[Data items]

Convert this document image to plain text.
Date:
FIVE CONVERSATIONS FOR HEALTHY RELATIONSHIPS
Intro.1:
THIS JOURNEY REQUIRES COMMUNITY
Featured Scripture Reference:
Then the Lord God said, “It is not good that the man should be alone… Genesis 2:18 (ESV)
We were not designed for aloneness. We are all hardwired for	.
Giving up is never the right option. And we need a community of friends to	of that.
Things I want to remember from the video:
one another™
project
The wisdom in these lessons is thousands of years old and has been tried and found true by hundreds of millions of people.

_What the task asks:_ Filter the entries down to the lines holding the string "that". Copy each of those lines.

_Task output:_
Then the Lord God said, “It is not good that the man should be alone… Genesis 2:18 (ESV)
Giving up is never the right option. And we need a community of friends to	of that.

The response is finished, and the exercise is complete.